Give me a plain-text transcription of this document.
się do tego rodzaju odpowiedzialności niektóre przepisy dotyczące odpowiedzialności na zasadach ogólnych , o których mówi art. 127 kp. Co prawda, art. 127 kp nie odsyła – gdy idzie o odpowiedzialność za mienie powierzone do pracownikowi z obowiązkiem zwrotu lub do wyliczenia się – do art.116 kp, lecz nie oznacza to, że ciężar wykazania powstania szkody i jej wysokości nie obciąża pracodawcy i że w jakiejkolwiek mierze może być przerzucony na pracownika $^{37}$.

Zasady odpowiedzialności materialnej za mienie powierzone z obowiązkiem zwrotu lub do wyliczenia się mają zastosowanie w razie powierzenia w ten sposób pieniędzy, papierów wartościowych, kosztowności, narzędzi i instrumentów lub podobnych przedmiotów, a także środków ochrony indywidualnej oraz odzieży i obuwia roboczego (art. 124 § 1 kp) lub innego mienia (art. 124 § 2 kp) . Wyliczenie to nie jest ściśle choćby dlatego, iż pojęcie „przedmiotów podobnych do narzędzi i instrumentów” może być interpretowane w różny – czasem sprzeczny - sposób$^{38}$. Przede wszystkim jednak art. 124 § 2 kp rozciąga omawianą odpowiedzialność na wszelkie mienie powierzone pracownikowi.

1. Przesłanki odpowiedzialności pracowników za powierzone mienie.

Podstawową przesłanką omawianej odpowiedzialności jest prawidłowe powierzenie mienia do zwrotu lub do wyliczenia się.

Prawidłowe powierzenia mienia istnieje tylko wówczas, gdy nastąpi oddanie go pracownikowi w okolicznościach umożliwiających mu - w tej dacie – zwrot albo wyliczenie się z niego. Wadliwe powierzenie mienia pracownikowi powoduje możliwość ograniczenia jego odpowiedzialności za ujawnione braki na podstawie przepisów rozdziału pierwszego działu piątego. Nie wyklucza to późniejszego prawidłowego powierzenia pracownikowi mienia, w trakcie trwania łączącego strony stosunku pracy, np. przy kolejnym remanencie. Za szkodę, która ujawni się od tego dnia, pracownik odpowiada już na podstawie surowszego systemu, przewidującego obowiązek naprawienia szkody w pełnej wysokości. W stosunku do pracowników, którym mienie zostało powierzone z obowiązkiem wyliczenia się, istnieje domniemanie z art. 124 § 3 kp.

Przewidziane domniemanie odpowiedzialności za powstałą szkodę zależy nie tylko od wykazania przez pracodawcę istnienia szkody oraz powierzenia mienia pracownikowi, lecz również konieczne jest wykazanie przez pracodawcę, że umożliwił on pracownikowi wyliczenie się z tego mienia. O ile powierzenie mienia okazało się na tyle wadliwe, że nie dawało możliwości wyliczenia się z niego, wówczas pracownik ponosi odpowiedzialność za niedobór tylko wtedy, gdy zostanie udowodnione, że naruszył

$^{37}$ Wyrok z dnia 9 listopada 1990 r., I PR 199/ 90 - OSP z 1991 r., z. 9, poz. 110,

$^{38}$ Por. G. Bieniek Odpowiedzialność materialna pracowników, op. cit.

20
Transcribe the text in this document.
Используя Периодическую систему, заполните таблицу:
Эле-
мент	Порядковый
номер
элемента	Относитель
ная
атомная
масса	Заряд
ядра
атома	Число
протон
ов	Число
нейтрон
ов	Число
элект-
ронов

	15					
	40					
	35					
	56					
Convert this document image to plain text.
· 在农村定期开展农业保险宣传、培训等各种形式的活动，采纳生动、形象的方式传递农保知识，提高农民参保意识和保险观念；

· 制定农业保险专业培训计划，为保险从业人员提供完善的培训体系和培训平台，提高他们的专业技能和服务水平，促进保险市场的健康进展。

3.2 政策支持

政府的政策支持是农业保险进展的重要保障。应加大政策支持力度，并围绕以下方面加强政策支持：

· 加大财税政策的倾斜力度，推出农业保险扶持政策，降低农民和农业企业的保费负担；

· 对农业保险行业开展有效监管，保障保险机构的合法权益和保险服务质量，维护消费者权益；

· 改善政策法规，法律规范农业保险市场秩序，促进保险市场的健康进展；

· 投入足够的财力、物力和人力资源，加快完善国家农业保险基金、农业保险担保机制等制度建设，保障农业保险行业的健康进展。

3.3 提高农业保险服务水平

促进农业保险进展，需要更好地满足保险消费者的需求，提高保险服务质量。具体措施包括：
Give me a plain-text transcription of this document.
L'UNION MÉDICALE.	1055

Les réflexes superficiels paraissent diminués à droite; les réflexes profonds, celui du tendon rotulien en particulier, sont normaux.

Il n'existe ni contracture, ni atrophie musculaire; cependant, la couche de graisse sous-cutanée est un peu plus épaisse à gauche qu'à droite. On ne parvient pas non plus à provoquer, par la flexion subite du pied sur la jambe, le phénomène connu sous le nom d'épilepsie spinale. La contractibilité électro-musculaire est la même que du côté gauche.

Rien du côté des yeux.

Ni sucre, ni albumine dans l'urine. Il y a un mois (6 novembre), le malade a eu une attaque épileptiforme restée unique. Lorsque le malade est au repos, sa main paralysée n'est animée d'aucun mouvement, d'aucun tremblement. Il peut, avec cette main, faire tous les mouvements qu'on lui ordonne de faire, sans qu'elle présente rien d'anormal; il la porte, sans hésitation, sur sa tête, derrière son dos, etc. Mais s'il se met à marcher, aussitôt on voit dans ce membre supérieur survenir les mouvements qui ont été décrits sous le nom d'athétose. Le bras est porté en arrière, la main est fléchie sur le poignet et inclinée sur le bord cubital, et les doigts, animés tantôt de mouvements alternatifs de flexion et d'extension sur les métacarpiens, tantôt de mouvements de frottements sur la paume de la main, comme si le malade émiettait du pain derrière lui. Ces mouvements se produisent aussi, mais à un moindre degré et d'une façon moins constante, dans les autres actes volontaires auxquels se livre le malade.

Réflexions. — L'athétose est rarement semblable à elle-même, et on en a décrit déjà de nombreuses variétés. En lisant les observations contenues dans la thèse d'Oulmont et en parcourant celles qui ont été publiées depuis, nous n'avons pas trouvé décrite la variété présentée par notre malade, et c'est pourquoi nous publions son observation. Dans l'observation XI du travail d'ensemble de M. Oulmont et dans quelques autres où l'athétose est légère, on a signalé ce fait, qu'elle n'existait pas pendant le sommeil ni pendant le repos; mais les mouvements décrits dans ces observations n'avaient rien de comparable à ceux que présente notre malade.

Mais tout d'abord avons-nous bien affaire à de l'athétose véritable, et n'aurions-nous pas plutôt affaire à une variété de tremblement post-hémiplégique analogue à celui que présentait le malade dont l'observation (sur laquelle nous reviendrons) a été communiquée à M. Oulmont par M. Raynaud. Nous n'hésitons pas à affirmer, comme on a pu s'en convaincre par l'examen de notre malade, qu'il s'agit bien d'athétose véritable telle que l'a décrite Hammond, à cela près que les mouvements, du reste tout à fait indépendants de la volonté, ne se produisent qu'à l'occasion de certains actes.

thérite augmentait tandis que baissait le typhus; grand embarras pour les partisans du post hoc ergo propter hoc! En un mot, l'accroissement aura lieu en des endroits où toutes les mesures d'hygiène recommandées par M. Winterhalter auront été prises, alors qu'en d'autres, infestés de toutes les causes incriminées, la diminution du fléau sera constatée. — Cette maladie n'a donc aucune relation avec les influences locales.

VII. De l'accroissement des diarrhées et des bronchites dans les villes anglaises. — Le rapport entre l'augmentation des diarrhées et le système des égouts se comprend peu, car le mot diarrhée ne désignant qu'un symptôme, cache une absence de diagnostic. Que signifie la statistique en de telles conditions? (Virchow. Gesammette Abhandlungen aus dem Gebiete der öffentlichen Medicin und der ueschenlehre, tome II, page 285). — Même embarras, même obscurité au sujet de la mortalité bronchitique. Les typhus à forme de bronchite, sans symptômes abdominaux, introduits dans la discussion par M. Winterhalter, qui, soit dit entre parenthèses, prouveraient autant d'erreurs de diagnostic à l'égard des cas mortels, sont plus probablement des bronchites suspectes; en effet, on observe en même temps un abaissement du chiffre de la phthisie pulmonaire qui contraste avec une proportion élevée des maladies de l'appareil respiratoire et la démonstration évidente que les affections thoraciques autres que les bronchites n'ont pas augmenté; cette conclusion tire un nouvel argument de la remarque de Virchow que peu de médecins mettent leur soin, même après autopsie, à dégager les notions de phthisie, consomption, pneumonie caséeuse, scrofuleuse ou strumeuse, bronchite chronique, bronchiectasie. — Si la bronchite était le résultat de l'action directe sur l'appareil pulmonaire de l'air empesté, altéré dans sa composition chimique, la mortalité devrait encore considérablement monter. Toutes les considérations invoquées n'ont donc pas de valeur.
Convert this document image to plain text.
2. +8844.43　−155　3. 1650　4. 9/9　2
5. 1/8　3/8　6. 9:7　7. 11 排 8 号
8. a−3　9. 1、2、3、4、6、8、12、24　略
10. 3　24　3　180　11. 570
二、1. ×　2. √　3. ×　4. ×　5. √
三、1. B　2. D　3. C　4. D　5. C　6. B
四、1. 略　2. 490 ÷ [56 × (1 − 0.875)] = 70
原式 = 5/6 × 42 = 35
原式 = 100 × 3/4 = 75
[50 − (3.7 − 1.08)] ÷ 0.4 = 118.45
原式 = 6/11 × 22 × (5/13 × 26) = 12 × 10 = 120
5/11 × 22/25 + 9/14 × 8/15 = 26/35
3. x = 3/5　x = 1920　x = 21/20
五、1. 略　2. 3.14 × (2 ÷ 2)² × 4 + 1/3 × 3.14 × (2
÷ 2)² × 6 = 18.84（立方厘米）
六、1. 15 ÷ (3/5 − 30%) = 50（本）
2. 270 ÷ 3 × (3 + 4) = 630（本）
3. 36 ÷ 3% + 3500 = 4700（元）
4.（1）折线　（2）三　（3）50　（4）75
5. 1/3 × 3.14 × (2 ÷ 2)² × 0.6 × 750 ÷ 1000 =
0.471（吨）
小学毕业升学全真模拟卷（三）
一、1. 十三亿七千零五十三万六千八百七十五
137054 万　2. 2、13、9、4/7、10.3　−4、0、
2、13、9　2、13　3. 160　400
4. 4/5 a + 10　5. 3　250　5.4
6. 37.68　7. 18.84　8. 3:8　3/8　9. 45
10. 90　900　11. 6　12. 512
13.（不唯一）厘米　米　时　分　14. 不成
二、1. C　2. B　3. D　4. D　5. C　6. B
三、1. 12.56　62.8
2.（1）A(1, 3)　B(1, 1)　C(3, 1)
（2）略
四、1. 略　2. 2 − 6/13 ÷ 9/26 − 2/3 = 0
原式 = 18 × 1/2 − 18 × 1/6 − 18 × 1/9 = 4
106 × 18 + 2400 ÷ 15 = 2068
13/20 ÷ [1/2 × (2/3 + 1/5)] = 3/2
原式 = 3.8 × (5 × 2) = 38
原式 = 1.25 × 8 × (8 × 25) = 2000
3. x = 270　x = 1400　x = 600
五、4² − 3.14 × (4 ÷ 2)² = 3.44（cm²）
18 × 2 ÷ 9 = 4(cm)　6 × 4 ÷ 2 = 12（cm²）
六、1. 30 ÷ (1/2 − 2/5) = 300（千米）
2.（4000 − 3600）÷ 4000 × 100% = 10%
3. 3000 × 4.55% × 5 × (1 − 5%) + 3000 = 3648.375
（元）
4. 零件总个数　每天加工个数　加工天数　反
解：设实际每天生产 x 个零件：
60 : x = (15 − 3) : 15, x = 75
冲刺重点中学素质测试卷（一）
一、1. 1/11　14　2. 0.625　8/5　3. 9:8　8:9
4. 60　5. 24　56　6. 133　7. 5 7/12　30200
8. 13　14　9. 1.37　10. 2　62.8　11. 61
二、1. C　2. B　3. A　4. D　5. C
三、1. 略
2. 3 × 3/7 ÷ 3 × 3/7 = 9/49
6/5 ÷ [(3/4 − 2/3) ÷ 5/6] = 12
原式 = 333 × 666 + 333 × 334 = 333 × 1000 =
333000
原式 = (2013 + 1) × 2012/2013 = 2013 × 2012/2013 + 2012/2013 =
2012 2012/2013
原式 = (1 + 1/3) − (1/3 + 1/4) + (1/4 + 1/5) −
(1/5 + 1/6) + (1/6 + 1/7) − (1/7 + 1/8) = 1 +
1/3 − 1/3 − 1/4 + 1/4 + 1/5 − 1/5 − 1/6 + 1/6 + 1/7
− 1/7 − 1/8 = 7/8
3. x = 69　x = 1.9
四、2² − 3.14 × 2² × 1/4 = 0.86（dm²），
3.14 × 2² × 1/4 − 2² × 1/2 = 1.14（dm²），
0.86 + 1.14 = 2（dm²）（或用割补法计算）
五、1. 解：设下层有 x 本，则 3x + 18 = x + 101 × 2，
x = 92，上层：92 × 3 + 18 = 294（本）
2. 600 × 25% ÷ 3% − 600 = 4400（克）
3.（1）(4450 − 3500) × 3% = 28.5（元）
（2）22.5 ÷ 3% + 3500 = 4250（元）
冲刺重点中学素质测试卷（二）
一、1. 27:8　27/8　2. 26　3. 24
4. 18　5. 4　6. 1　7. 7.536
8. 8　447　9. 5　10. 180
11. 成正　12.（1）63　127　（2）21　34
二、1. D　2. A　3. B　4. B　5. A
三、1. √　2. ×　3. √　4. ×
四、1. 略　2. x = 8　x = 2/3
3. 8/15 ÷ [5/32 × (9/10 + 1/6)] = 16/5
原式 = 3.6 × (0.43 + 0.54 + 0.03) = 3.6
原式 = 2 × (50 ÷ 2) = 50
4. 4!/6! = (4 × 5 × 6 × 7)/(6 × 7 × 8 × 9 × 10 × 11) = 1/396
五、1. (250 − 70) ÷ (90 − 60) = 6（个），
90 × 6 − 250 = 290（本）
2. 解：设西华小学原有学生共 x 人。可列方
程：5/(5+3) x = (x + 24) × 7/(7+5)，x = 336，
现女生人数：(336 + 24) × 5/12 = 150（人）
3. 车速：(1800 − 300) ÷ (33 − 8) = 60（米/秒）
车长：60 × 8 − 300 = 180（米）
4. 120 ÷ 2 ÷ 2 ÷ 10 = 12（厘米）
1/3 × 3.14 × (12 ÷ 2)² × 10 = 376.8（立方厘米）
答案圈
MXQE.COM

┄┄┄┄┄┄┄┄┄┄┄┄┄┄┄┄┄┄┄┄

## What to produce
Using the listing above, pick out each line that contains the word "celui", then copy it.

## Exercise response
Les réflexes superficiels paraissent diminués à droite; les réflexes profonds, celui du tendon rotulien en particulier, sont normaux.
Mais tout d'abord avons-nous bien affaire à de l'athétose véritable, et n'aurions-nous pas plutôt affaire à une variété de tremblement post-hémiplégique analogue à celui que présentait le malade dont l'observation (sur laquelle nous reviendrons) a été communiquée à M. Oulmont par M. Raynaud. Nous n'hésitons pas à affirmer, comme on a pu s'en convaincre par l'examen de notre malade, qu'il s'agit bien d'athétose véritable telle que l'a décrite Hammond, à cela près que les mouvements, du reste tout à fait indépendants de la volonté, ne se produisent qu'à l'occasion de certains actes.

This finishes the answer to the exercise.